**BRIEF**
Select all lines in the records that include "平抛运动全过程".

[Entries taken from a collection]
----
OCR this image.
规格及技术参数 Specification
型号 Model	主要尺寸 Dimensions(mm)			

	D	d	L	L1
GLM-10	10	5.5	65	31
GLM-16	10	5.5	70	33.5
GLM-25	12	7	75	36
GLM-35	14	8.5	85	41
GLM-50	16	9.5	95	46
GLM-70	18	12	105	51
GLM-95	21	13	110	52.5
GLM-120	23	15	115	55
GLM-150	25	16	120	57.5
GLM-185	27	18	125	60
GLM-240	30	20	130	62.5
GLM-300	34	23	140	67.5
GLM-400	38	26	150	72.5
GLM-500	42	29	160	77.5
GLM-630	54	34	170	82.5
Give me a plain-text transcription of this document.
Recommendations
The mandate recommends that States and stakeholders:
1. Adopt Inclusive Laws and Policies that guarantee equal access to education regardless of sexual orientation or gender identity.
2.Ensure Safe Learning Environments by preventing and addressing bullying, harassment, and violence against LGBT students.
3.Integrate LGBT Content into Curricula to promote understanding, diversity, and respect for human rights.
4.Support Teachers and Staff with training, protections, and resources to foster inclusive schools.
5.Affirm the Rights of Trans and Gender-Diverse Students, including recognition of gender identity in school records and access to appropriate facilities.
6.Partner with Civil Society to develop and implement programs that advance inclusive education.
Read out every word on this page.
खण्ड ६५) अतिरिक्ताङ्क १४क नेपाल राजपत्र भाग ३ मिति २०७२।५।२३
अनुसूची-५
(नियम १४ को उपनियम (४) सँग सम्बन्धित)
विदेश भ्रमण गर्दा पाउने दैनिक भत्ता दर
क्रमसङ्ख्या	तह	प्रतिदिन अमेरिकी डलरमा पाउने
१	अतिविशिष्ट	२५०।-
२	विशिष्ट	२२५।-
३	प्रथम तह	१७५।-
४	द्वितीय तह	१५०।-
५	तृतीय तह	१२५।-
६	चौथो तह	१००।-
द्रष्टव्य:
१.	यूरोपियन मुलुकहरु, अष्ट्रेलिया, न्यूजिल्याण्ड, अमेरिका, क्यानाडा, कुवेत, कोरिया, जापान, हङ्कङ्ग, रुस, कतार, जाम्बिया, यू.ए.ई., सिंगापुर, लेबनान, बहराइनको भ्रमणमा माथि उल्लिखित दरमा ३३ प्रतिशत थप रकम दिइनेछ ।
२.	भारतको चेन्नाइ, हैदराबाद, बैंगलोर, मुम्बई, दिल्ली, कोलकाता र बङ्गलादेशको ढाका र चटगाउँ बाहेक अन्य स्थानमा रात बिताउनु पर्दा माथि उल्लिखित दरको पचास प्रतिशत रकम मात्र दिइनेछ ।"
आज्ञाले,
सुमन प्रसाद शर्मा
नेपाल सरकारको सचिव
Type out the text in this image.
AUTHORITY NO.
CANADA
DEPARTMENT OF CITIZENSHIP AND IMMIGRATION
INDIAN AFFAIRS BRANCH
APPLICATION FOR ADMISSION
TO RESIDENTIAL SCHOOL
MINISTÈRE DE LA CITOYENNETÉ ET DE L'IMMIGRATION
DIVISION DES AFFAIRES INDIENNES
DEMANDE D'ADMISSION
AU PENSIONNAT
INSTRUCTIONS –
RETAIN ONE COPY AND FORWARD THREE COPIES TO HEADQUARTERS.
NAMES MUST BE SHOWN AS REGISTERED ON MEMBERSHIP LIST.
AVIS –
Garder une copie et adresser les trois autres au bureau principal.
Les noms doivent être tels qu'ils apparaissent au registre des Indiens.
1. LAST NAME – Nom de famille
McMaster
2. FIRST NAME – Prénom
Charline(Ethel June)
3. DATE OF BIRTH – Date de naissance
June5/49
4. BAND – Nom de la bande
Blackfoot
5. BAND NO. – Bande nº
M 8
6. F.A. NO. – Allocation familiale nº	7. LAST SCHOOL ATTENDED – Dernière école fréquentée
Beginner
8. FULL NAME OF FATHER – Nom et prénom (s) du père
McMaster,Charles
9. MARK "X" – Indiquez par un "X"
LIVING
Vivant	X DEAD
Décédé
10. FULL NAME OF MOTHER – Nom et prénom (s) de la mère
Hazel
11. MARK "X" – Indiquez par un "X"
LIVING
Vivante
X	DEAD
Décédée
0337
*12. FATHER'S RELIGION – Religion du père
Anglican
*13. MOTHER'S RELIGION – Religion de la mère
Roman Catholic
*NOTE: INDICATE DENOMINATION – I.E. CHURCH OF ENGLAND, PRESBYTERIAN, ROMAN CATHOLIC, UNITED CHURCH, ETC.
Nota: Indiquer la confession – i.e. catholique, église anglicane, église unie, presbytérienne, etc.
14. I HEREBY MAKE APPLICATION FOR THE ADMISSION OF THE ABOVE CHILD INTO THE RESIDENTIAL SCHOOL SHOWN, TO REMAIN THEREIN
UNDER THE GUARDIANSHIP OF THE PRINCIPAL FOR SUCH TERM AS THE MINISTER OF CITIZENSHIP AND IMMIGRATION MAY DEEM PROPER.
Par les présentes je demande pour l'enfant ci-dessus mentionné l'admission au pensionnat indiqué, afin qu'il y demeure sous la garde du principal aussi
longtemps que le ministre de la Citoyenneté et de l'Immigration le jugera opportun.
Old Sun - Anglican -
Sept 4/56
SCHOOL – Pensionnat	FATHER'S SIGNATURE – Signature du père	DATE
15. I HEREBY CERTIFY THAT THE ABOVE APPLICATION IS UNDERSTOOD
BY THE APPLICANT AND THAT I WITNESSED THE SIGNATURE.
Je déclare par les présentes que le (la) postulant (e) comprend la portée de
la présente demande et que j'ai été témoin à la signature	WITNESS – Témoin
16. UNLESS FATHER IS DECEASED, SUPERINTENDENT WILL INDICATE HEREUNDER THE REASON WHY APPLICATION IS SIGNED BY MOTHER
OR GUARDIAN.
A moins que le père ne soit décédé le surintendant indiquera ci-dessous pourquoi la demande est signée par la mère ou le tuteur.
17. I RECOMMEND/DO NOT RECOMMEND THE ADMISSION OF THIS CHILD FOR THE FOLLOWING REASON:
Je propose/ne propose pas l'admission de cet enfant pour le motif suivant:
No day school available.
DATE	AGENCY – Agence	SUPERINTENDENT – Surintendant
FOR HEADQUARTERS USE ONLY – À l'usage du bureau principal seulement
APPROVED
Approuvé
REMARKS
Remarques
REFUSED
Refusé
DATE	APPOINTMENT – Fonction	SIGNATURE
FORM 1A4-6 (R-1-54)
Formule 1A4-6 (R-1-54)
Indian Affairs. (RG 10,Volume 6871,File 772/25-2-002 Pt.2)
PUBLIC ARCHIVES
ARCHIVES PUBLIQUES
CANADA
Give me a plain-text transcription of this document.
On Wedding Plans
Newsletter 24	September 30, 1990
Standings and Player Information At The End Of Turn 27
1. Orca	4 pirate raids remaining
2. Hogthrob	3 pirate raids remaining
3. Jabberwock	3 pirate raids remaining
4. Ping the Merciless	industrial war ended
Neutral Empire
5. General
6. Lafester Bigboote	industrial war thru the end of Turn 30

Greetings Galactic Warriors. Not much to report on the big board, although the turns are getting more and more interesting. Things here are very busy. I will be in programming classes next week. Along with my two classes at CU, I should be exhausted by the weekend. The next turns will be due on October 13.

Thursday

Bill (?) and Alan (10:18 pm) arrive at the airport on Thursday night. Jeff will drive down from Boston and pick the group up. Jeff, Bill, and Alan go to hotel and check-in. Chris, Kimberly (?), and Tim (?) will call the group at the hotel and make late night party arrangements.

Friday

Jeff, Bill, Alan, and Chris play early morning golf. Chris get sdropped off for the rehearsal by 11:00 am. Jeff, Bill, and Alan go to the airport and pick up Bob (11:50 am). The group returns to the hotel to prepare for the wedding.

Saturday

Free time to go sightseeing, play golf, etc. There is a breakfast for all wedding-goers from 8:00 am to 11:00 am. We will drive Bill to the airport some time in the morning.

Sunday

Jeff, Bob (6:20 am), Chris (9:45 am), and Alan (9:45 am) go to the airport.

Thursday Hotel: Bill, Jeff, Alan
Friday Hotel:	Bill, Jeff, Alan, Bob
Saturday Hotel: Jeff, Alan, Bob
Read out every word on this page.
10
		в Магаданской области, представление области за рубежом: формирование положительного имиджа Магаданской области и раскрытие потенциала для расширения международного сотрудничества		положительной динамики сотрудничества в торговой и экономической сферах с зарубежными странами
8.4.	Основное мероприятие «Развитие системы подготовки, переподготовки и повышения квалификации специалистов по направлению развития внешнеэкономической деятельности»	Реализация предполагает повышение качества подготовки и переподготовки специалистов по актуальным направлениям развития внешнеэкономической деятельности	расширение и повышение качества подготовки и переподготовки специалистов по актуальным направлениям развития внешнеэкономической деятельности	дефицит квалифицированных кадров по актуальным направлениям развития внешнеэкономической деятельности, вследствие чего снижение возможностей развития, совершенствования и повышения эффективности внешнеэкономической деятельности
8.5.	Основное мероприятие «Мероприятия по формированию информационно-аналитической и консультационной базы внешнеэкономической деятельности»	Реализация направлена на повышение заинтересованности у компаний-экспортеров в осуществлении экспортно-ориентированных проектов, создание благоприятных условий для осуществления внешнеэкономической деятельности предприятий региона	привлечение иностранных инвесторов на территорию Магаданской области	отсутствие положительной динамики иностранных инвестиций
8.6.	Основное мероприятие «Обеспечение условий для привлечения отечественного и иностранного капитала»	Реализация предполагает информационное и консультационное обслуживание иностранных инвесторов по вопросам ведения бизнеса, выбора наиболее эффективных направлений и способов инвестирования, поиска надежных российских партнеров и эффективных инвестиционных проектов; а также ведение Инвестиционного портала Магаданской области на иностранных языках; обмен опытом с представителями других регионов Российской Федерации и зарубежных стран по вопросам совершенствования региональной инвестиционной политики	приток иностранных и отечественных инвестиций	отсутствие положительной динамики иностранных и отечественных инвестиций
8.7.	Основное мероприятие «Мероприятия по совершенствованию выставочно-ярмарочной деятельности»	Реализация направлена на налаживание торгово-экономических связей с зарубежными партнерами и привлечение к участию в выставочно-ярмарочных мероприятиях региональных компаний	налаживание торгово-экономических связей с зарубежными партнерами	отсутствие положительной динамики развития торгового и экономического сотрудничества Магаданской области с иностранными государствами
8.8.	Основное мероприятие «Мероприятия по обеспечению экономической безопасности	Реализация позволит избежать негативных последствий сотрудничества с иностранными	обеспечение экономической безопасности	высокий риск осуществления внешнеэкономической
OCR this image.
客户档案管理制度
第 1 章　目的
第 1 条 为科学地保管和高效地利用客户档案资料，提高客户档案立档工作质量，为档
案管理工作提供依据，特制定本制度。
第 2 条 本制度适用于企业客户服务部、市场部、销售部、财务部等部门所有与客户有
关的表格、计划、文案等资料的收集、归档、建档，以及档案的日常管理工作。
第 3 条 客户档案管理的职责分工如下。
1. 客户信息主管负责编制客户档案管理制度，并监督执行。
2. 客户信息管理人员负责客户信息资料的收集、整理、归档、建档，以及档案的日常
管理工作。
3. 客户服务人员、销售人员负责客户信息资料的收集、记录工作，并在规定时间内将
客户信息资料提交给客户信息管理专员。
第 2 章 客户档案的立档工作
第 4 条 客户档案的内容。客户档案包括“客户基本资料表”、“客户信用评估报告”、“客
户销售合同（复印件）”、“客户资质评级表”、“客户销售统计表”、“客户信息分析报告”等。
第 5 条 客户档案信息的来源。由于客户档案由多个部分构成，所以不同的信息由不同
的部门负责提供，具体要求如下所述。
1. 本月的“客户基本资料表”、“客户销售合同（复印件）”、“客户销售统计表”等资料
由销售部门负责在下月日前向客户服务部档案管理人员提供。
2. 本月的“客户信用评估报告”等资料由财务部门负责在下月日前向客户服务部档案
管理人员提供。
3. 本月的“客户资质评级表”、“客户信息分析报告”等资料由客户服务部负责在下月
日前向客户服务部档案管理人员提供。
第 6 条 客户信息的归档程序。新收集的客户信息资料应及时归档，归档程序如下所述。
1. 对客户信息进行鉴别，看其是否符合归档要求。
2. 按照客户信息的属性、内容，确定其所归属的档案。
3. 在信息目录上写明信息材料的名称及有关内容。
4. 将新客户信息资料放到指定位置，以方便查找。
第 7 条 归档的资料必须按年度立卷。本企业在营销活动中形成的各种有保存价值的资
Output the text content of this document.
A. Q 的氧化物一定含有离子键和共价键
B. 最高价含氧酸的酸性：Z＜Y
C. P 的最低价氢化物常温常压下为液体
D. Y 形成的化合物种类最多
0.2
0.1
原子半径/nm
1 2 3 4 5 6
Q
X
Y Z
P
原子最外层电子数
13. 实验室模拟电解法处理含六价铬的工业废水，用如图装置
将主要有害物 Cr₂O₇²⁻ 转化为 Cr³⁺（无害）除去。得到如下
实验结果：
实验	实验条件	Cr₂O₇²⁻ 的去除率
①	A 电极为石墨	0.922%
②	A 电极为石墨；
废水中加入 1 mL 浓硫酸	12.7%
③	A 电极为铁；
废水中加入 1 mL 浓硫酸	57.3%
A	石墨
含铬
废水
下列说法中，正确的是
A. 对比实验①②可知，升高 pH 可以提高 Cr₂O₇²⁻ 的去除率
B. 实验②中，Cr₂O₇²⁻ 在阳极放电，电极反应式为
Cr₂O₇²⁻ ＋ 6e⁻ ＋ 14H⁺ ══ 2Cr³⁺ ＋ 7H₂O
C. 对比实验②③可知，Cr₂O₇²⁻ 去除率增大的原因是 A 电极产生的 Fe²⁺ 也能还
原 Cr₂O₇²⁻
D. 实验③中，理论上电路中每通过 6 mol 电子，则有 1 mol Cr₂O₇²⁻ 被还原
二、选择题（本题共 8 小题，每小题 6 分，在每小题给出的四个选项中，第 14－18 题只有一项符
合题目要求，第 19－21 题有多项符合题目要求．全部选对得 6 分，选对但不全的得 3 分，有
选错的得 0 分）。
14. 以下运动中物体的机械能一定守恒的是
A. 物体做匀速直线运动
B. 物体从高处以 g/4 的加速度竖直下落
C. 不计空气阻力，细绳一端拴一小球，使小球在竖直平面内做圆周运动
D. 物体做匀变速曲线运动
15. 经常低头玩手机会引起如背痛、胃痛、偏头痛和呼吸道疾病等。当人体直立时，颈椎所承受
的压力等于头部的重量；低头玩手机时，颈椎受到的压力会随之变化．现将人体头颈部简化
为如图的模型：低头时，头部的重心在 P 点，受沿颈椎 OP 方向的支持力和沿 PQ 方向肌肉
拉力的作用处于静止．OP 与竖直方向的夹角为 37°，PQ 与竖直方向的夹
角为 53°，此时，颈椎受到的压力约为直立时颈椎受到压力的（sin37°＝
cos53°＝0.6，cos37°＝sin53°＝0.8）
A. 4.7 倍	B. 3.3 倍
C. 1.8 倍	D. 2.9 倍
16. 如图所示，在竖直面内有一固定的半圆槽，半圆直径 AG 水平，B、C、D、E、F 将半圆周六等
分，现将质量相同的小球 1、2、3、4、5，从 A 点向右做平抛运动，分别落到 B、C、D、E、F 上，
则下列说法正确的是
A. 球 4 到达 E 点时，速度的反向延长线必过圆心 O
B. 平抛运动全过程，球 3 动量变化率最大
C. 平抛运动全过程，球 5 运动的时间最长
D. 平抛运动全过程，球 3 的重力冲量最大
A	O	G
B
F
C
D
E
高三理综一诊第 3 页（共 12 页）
----
**FULL SOLUTION**
B. 平抛运动全过程，球 3 动量变化率最大
C. 平抛运动全过程，球 5 运动的时间最长
D. 平抛运动全过程，球 3 的重力冲量最大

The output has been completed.